DATA IN THIS EXERCISE >>
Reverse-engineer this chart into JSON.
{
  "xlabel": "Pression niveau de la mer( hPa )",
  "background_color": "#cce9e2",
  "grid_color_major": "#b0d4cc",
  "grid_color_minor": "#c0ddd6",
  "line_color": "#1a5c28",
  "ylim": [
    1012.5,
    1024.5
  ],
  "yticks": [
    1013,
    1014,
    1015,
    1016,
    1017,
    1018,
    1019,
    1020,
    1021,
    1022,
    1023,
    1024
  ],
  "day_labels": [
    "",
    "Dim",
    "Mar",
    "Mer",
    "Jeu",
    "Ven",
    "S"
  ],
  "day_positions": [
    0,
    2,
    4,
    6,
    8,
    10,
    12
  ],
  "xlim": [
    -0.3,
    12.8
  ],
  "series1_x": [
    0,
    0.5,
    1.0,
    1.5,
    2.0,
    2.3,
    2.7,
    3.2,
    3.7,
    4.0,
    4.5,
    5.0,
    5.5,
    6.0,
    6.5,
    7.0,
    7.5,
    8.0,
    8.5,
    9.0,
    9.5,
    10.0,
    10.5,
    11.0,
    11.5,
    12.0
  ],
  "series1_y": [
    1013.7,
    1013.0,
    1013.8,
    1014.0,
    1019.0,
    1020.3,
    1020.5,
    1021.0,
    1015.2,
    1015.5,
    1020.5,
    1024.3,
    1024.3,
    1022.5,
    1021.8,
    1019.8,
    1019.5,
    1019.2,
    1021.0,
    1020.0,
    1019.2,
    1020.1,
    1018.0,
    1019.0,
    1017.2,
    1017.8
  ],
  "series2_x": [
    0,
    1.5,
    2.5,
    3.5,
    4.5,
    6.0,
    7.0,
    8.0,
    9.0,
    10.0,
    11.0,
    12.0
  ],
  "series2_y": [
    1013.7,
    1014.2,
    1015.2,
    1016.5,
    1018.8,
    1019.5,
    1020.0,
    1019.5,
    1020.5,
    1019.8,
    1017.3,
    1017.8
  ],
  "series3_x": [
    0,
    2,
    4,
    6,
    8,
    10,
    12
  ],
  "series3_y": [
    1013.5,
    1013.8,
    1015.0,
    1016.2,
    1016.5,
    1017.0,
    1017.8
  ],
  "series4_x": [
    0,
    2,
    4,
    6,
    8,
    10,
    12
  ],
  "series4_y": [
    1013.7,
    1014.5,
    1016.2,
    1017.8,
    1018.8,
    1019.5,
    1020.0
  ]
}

PROBLEM STATEMENT >>
Take the lines above and retype all of them exactly.

WRITTEN RESPONSE >>
Reverse-engineer this chart into JSON.
{
  "xlabel": "Pression niveau de la mer( hPa )",
  "background_color": "#cce9e2",
  "grid_color_major": "#b0d4cc",
  "grid_color_minor": "#c0ddd6",
  "line_color": "#1a5c28",
  "ylim": [
    1012.5,
    1024.5
  ],
  "yticks": [
    1013,
    1014,
    1015,
    1016,
    1017,
    1018,
    1019,
    1020,
    1021,
    1022,
    1023,
    1024
  ],
  "day_labels": [
    "",
    "Dim",
    "Mar",
    "Mer",
    "Jeu",
    "Ven",
    "S"
  ],
  "day_positions": [
    0,
    2,
    4,
    6,
    8,
    10,
    12
  ],
  "xlim": [
    -0.3,
    12.8
  ],
  "series1_x": [
    0,
    0.5,
    1.0,
    1.5,
    2.0,
    2.3,
    2.7,
    3.2,
    3.7,
    4.0,
    4.5,
    5.0,
    5.5,
    6.0,
    6.5,
    7.0,
    7.5,
    8.0,
    8.5,
    9.0,
    9.5,
    10.0,
    10.5,
    11.0,
    11.5,
    12.0
  ],
  "series1_y": [
    1013.7,
    1013.0,
    1013.8,
    1014.0,
    1019.0,
    1020.3,
    1020.5,
    1021.0,
    1015.2,
    1015.5,
    1020.5,
    1024.3,
    1024.3,
    1022.5,
    1021.8,
    1019.8,
    1019.5,
    1019.2,
    1021.0,
    1020.0,
    1019.2,
    1020.1,
    1018.0,
    1019.0,
    1017.2,
    1017.8
  ],
  "series2_x": [
    0,
    1.5,
    2.5,
    3.5,
    4.5,
    6.0,
    7.0,
    8.0,
    9.0,
    10.0,
    11.0,
    12.0
  ],
  "series2_y": [
    1013.7,
    1014.2,
    1015.2,
    1016.5,
    1018.8,
    1019.5,
    1020.0,
    1019.5,
    1020.5,
    1019.8,
    1017.3,
    1017.8
  ],
  "series3_x": [
    0,
    2,
    4,
    6,
    8,
    10,
    12
  ],
  "series3_y": [
    1013.5,
    1013.8,
    1015.0,
    1016.2,
    1016.5,
    1017.0,
    1017.8
  ],
  "series4_x": [
    0,
    2,
    4,
    6,
    8,
    10,
    12
  ],
  "series4_y": [
    1013.7,
    1014.5,
    1016.2,
    1017.8,
    1018.8,
    1019.5,
    1020.0
  ]
}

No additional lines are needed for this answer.